▶ _Data excerpts_
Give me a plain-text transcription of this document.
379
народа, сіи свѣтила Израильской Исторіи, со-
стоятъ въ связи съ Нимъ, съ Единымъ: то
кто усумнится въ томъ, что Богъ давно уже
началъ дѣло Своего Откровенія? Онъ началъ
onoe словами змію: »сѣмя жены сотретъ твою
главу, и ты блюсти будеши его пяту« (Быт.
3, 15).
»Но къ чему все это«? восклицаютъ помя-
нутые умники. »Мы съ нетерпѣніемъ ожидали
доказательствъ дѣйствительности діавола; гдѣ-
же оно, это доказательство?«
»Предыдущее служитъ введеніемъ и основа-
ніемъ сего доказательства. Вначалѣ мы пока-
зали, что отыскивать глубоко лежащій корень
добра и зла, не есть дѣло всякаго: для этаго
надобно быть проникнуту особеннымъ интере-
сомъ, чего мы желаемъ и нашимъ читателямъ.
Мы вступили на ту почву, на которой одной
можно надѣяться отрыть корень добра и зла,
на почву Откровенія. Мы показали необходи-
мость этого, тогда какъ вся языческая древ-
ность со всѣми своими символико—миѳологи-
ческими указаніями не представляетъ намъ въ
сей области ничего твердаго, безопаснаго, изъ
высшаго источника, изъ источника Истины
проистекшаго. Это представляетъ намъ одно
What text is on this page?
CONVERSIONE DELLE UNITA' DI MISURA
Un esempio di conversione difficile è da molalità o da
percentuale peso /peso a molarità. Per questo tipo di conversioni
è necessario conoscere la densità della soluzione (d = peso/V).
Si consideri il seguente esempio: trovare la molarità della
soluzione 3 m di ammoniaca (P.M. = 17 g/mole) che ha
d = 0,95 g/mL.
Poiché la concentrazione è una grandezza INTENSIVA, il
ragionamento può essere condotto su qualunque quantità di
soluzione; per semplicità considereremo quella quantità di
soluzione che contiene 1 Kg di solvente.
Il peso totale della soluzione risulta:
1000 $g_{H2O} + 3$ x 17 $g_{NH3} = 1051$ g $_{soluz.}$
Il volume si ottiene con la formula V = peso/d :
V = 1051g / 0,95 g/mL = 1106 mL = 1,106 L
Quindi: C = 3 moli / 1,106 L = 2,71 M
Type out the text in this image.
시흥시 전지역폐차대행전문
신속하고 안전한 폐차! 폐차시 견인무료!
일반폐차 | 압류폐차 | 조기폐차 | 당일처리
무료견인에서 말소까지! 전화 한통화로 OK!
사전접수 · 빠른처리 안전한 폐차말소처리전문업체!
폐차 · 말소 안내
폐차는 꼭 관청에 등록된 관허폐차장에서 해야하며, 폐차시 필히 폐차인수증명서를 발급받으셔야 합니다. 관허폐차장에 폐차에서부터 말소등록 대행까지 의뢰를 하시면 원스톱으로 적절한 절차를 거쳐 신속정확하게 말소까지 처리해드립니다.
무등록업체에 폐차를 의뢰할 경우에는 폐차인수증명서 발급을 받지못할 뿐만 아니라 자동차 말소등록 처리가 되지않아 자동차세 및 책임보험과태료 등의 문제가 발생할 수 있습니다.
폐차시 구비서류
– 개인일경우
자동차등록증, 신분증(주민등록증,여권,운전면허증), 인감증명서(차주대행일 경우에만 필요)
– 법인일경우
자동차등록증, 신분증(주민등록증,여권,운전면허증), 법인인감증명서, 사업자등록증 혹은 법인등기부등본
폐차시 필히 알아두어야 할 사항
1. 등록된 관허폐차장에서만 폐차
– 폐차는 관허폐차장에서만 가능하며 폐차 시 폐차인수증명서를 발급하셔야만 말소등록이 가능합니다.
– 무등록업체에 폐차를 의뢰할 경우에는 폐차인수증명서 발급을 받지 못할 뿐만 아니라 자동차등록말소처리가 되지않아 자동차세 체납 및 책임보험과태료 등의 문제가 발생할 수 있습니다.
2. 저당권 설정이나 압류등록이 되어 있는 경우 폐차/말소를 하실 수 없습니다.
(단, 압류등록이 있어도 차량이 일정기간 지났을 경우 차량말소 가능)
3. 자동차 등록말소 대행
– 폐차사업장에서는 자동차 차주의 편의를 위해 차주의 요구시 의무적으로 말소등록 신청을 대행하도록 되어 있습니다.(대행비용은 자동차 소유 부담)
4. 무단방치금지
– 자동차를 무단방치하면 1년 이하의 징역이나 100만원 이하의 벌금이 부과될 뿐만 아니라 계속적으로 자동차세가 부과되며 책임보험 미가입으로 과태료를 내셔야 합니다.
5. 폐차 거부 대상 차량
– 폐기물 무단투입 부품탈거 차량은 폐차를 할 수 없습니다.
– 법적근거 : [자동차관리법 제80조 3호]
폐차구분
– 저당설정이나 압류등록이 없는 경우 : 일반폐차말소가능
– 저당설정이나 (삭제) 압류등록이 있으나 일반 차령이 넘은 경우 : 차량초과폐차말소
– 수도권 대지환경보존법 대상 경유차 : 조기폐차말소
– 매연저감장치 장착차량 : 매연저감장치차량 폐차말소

▶ _Task statement_
Tally the lines that hold the string "this" and state the total, nothing more.

▶ _Written response_
3